Prompt: Extract all lines that hold the string "name".

Records to process:
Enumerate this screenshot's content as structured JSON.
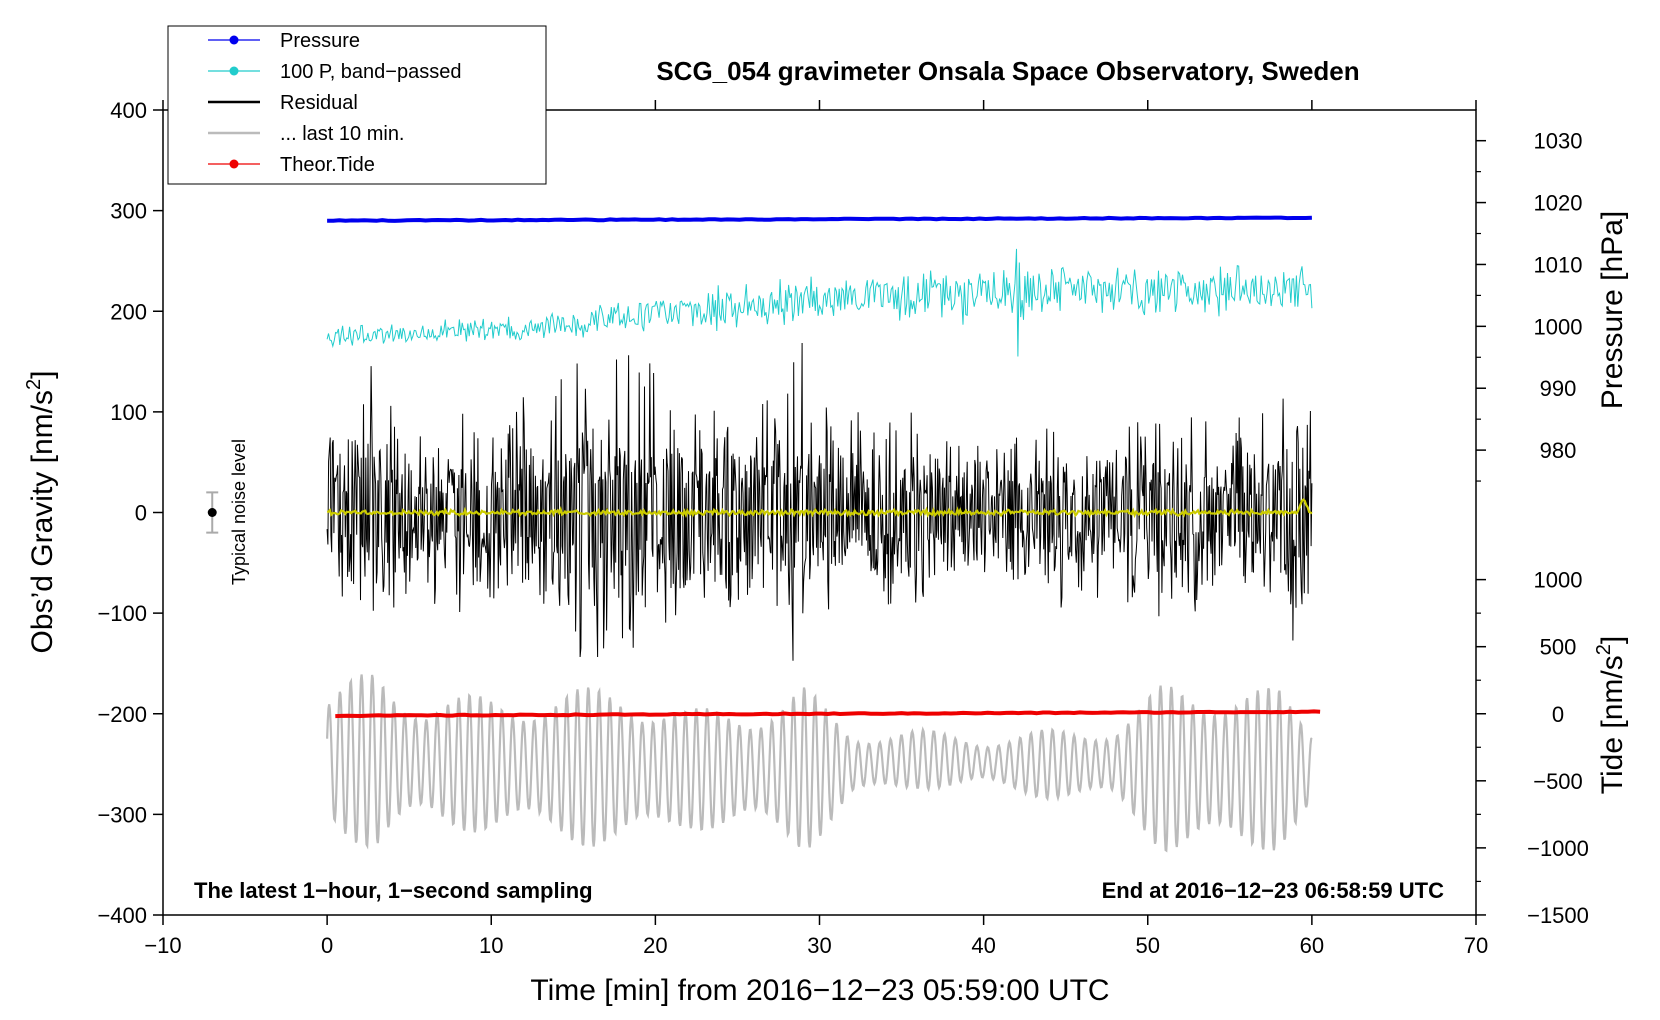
{
  "chart_data": {
    "type": "line",
    "title": "SCG_054 gravimeter Onsala Space Observatory, Sweden",
    "xlabel": "Time [min] from 2016−12−23 05:59:00 UTC",
    "ylabel_left": "Obs’d Gravity [nm/s",
    "ylabel_left_sup": "2",
    "ylabel_left_end": "]",
    "ylabel_right_pressure": "Pressure [hPa]",
    "ylabel_right_tide": "Tide [nm/s",
    "ylabel_right_tide_sup": "2",
    "ylabel_right_tide_end": "]",
    "xlim": [
      -10,
      70
    ],
    "ylim": [
      -400,
      400
    ],
    "x_ticks": [
      {
        "value": -10,
        "label": "−10"
      },
      {
        "value": 0,
        "label": "0"
      },
      {
        "value": 10,
        "label": "10"
      },
      {
        "value": 20,
        "label": "20"
      },
      {
        "value": 30,
        "label": "30"
      },
      {
        "value": 40,
        "label": "40"
      },
      {
        "value": 50,
        "label": "50"
      },
      {
        "value": 60,
        "label": "60"
      },
      {
        "value": 70,
        "label": "70"
      }
    ],
    "y_ticks": [
      {
        "value": 400,
        "label": "400"
      },
      {
        "value": 300,
        "label": "300"
      },
      {
        "value": 200,
        "label": "200"
      },
      {
        "value": 100,
        "label": "100"
      },
      {
        "value": 0,
        "label": "0"
      },
      {
        "value": -100,
        "label": "−100"
      },
      {
        "value": -200,
        "label": "−200"
      },
      {
        "value": -300,
        "label": "−300"
      },
      {
        "value": -400,
        "label": "−400"
      }
    ],
    "pressure_axis": {
      "gravity_per_hpa": 6.15,
      "gravity_at_1000": 185,
      "ticks": [
        {
          "value": 980,
          "label": "980"
        },
        {
          "value": 990,
          "label": "990"
        },
        {
          "value": 1000,
          "label": "1000"
        },
        {
          "value": 1010,
          "label": "1010"
        },
        {
          "value": 1020,
          "label": "1020"
        },
        {
          "value": 1030,
          "label": "1030"
        }
      ]
    },
    "tide_axis": {
      "gravity_per_unit": 0.1333,
      "gravity_at_zero": -200,
      "ticks": [
        {
          "value": 1000,
          "label": "1000"
        },
        {
          "value": 500,
          "label": "500"
        },
        {
          "value": 0,
          "label": "0"
        },
        {
          "value": -500,
          "label": "−500"
        },
        {
          "value": -1000,
          "label": "−1000"
        },
        {
          "value": -1500,
          "label": "−1500"
        }
      ]
    },
    "legend": {
      "placement": "top-left",
      "entries": [
        {
          "label": "Pressure",
          "color": "#0000ee",
          "marker": true
        },
        {
          "label": "100 P, band−passed",
          "color": "#22cccc",
          "marker": true
        },
        {
          "label": "Residual",
          "color": "#000000",
          "marker": false
        },
        {
          "label": "... last 10 min.",
          "color": "#bbbbbb",
          "marker": false
        },
        {
          "label": "Theor.Tide",
          "color": "#ee0000",
          "marker": true
        }
      ]
    },
    "series": [
      {
        "name": "Pressure",
        "color": "#0000ee",
        "kind": "trend",
        "x_range": [
          0,
          60
        ],
        "y_start": 1017.8,
        "y_end": 1018.3,
        "unit": "hPa",
        "gravity_start": 290,
        "gravity_end": 293
      },
      {
        "name": "100 P, band−passed",
        "color": "#22cccc",
        "kind": "noise",
        "x_range": [
          0,
          60
        ],
        "trend": [
          [
            0,
            175
          ],
          [
            10,
            180
          ],
          [
            20,
            198
          ],
          [
            30,
            210
          ],
          [
            40,
            222
          ],
          [
            50,
            220
          ],
          [
            60,
            222
          ]
        ],
        "amp": [
          [
            0,
            8
          ],
          [
            10,
            9
          ],
          [
            20,
            13
          ],
          [
            30,
            18
          ],
          [
            40,
            22
          ],
          [
            50,
            17
          ],
          [
            60,
            15
          ]
        ],
        "spikes": [
          {
            "x": 42.0,
            "up": 262,
            "down": 155
          },
          {
            "x": 54.3,
            "up": 256,
            "down": 195
          }
        ]
      },
      {
        "name": "Residual",
        "color": "#000000",
        "kind": "noise",
        "x_range": [
          0,
          60
        ],
        "trend": [
          [
            0,
            0
          ],
          [
            60,
            0
          ]
        ],
        "amp": [
          [
            0,
            60
          ],
          [
            3,
            100
          ],
          [
            5,
            55
          ],
          [
            8,
            75
          ],
          [
            12,
            85
          ],
          [
            16,
            115
          ],
          [
            18,
            120
          ],
          [
            21,
            85
          ],
          [
            24,
            70
          ],
          [
            27,
            80
          ],
          [
            29,
            115
          ],
          [
            31,
            65
          ],
          [
            35,
            70
          ],
          [
            40,
            55
          ],
          [
            44,
            65
          ],
          [
            50,
            60
          ],
          [
            52,
            80
          ],
          [
            54,
            70
          ],
          [
            57,
            65
          ],
          [
            59,
            95
          ],
          [
            60,
            80
          ]
        ]
      },
      {
        "name": "Residual (filtered)",
        "color": "#cccc00",
        "kind": "noise",
        "x_range": [
          0,
          60
        ],
        "trend": [
          [
            0,
            0
          ],
          [
            60,
            0
          ]
        ],
        "amp": [
          [
            0,
            2
          ],
          [
            60,
            2
          ]
        ],
        "bump": {
          "x": 59.5,
          "height": 12
        }
      },
      {
        "name": "... last 10 min.",
        "color": "#bbbbbb",
        "kind": "oscillation",
        "x_range": [
          0,
          60
        ],
        "center": [
          [
            0,
            -245
          ],
          [
            10,
            -250
          ],
          [
            20,
            -255
          ],
          [
            30,
            -255
          ],
          [
            36,
            -245
          ],
          [
            42,
            -250
          ],
          [
            48,
            -250
          ],
          [
            52,
            -255
          ],
          [
            60,
            -255
          ]
        ],
        "amp": [
          [
            0,
            65
          ],
          [
            3,
            95
          ],
          [
            6,
            65
          ],
          [
            10,
            70
          ],
          [
            14,
            75
          ],
          [
            18,
            85
          ],
          [
            22,
            60
          ],
          [
            26,
            65
          ],
          [
            29,
            85
          ],
          [
            32,
            35
          ],
          [
            36,
            30
          ],
          [
            40,
            25
          ],
          [
            44,
            35
          ],
          [
            48,
            40
          ],
          [
            51,
            85
          ],
          [
            54,
            90
          ],
          [
            58,
            80
          ],
          [
            60,
            45
          ]
        ]
      },
      {
        "name": "Theor.Tide",
        "color": "#ee0000",
        "kind": "trend",
        "x_range": [
          0.5,
          60.5
        ],
        "y_start": -15,
        "y_end": 15,
        "unit": "nm/s2",
        "gravity_start": -202,
        "gravity_end": -198
      }
    ],
    "annotations": {
      "bottom_left": "The latest 1−hour, 1−second sampling",
      "bottom_right": "End at 2016−12−23 06:58:59 UTC",
      "noise_label": "Typical noise level",
      "noise_bar": {
        "x": -7,
        "center": 0,
        "half_range": 20
      }
    }
  }
}
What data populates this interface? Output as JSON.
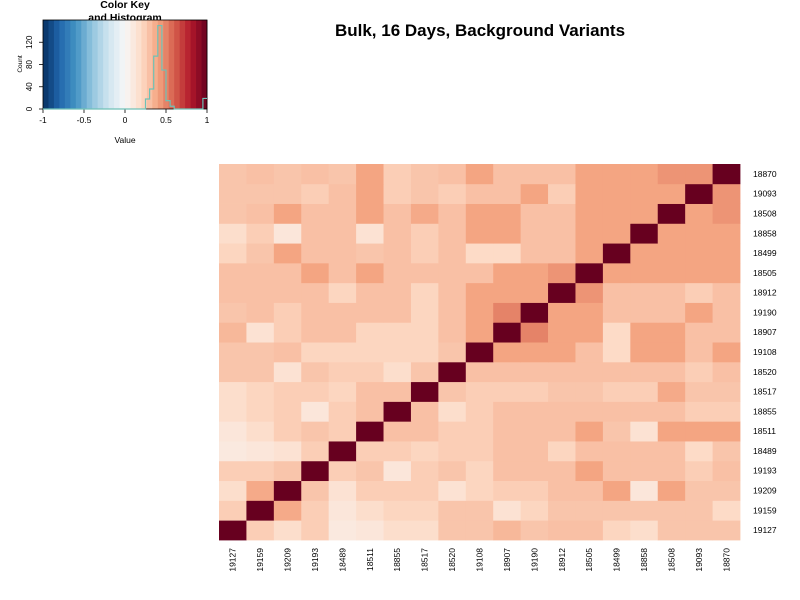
{
  "chart_data": {
    "type": "heatmap",
    "title": "Bulk, 16 Days, Background Variants",
    "labels": [
      "19127",
      "19159",
      "19209",
      "19193",
      "18489",
      "18511",
      "18855",
      "18517",
      "18520",
      "19108",
      "18907",
      "19190",
      "18912",
      "18505",
      "18499",
      "18858",
      "18508",
      "19093",
      "18870"
    ],
    "matrix": [
      [
        1.0,
        0.25,
        0.18,
        0.25,
        0.1,
        0.12,
        0.18,
        0.18,
        0.28,
        0.28,
        0.33,
        0.28,
        0.3,
        0.3,
        0.22,
        0.18,
        0.28,
        0.28,
        0.28
      ],
      [
        0.25,
        1.0,
        0.38,
        0.25,
        0.12,
        0.18,
        0.22,
        0.22,
        0.28,
        0.28,
        0.15,
        0.22,
        0.28,
        0.28,
        0.28,
        0.28,
        0.28,
        0.28,
        0.2
      ],
      [
        0.18,
        0.38,
        1.0,
        0.28,
        0.15,
        0.25,
        0.25,
        0.25,
        0.15,
        0.22,
        0.25,
        0.25,
        0.3,
        0.3,
        0.4,
        0.12,
        0.4,
        0.28,
        0.28
      ],
      [
        0.25,
        0.25,
        0.28,
        1.0,
        0.25,
        0.28,
        0.12,
        0.25,
        0.28,
        0.22,
        0.3,
        0.3,
        0.3,
        0.4,
        0.3,
        0.3,
        0.3,
        0.25,
        0.3
      ],
      [
        0.1,
        0.12,
        0.15,
        0.25,
        1.0,
        0.25,
        0.25,
        0.22,
        0.25,
        0.25,
        0.3,
        0.3,
        0.22,
        0.3,
        0.3,
        0.3,
        0.3,
        0.2,
        0.28
      ],
      [
        0.12,
        0.18,
        0.25,
        0.28,
        0.25,
        1.0,
        0.3,
        0.3,
        0.25,
        0.25,
        0.3,
        0.3,
        0.3,
        0.4,
        0.28,
        0.15,
        0.4,
        0.4,
        0.4
      ],
      [
        0.18,
        0.22,
        0.25,
        0.12,
        0.25,
        0.3,
        1.0,
        0.3,
        0.18,
        0.25,
        0.3,
        0.3,
        0.3,
        0.3,
        0.3,
        0.3,
        0.3,
        0.25,
        0.25
      ],
      [
        0.18,
        0.22,
        0.25,
        0.25,
        0.22,
        0.3,
        0.3,
        1.0,
        0.28,
        0.25,
        0.25,
        0.25,
        0.28,
        0.28,
        0.25,
        0.25,
        0.38,
        0.28,
        0.28
      ],
      [
        0.28,
        0.28,
        0.15,
        0.28,
        0.25,
        0.25,
        0.18,
        0.28,
        1.0,
        0.3,
        0.3,
        0.3,
        0.3,
        0.3,
        0.3,
        0.3,
        0.3,
        0.25,
        0.3
      ],
      [
        0.28,
        0.28,
        0.3,
        0.22,
        0.22,
        0.22,
        0.22,
        0.22,
        0.28,
        1.0,
        0.4,
        0.4,
        0.4,
        0.3,
        0.2,
        0.4,
        0.4,
        0.3,
        0.4
      ],
      [
        0.33,
        0.15,
        0.25,
        0.3,
        0.3,
        0.22,
        0.22,
        0.22,
        0.3,
        0.4,
        1.0,
        0.5,
        0.4,
        0.4,
        0.2,
        0.4,
        0.4,
        0.3,
        0.3
      ],
      [
        0.28,
        0.3,
        0.25,
        0.3,
        0.3,
        0.3,
        0.3,
        0.22,
        0.3,
        0.4,
        0.5,
        1.0,
        0.4,
        0.4,
        0.3,
        0.3,
        0.3,
        0.4,
        0.3
      ],
      [
        0.3,
        0.3,
        0.3,
        0.3,
        0.22,
        0.3,
        0.3,
        0.22,
        0.3,
        0.4,
        0.4,
        0.4,
        1.0,
        0.45,
        0.3,
        0.3,
        0.3,
        0.25,
        0.3
      ],
      [
        0.3,
        0.3,
        0.3,
        0.4,
        0.3,
        0.4,
        0.3,
        0.3,
        0.3,
        0.3,
        0.4,
        0.4,
        0.45,
        1.0,
        0.4,
        0.4,
        0.4,
        0.4,
        0.4
      ],
      [
        0.22,
        0.28,
        0.4,
        0.3,
        0.3,
        0.28,
        0.3,
        0.25,
        0.3,
        0.2,
        0.2,
        0.3,
        0.3,
        0.4,
        1.0,
        0.4,
        0.4,
        0.4,
        0.4
      ],
      [
        0.18,
        0.25,
        0.12,
        0.3,
        0.3,
        0.15,
        0.3,
        0.25,
        0.3,
        0.4,
        0.4,
        0.3,
        0.3,
        0.4,
        0.4,
        1.0,
        0.4,
        0.4,
        0.4
      ],
      [
        0.28,
        0.3,
        0.4,
        0.3,
        0.3,
        0.4,
        0.3,
        0.38,
        0.3,
        0.4,
        0.4,
        0.3,
        0.3,
        0.4,
        0.4,
        0.4,
        1.0,
        0.4,
        0.45
      ],
      [
        0.28,
        0.28,
        0.28,
        0.25,
        0.3,
        0.4,
        0.25,
        0.28,
        0.25,
        0.3,
        0.3,
        0.4,
        0.25,
        0.4,
        0.4,
        0.4,
        0.4,
        1.0,
        0.45
      ],
      [
        0.28,
        0.3,
        0.28,
        0.3,
        0.28,
        0.4,
        0.25,
        0.28,
        0.3,
        0.4,
        0.3,
        0.3,
        0.3,
        0.4,
        0.4,
        0.4,
        0.45,
        0.45,
        1.0
      ]
    ],
    "color_scale": {
      "min": -1,
      "max": 1,
      "colors": [
        "#053061",
        "#2166ac",
        "#4393c3",
        "#92c5de",
        "#d1e5f0",
        "#f7f7f7",
        "#fddbc7",
        "#f4a582",
        "#d6604d",
        "#b2182b",
        "#67001f"
      ]
    },
    "color_key": {
      "title": "Color Key",
      "subtitle": "and Histogram",
      "xlabel": "Value",
      "ylabel": "Count",
      "x_ticks": [
        "-1",
        "-0.5",
        "0",
        "0.5",
        "1"
      ],
      "y_ticks": [
        "0",
        "40",
        "80",
        "120"
      ],
      "histogram": {
        "bins": [
          0.2,
          0.25,
          0.3,
          0.35,
          0.4,
          0.45,
          0.5,
          0.55,
          0.6
        ],
        "counts": [
          0,
          18,
          36,
          95,
          150,
          70,
          15,
          5
        ],
        "max_bin": {
          "edges": [
            0.95,
            1.0
          ],
          "count": 19
        },
        "line_color": "#6fc1b6"
      }
    }
  }
}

Result of this exercise:
        "name": "Pressure",
        "name": "100 P, band−passed",
        "name": "Residual",
        "name": "Residual (filtered)",
        "name": "... last 10 min.",
        "name": "Theor.Tide",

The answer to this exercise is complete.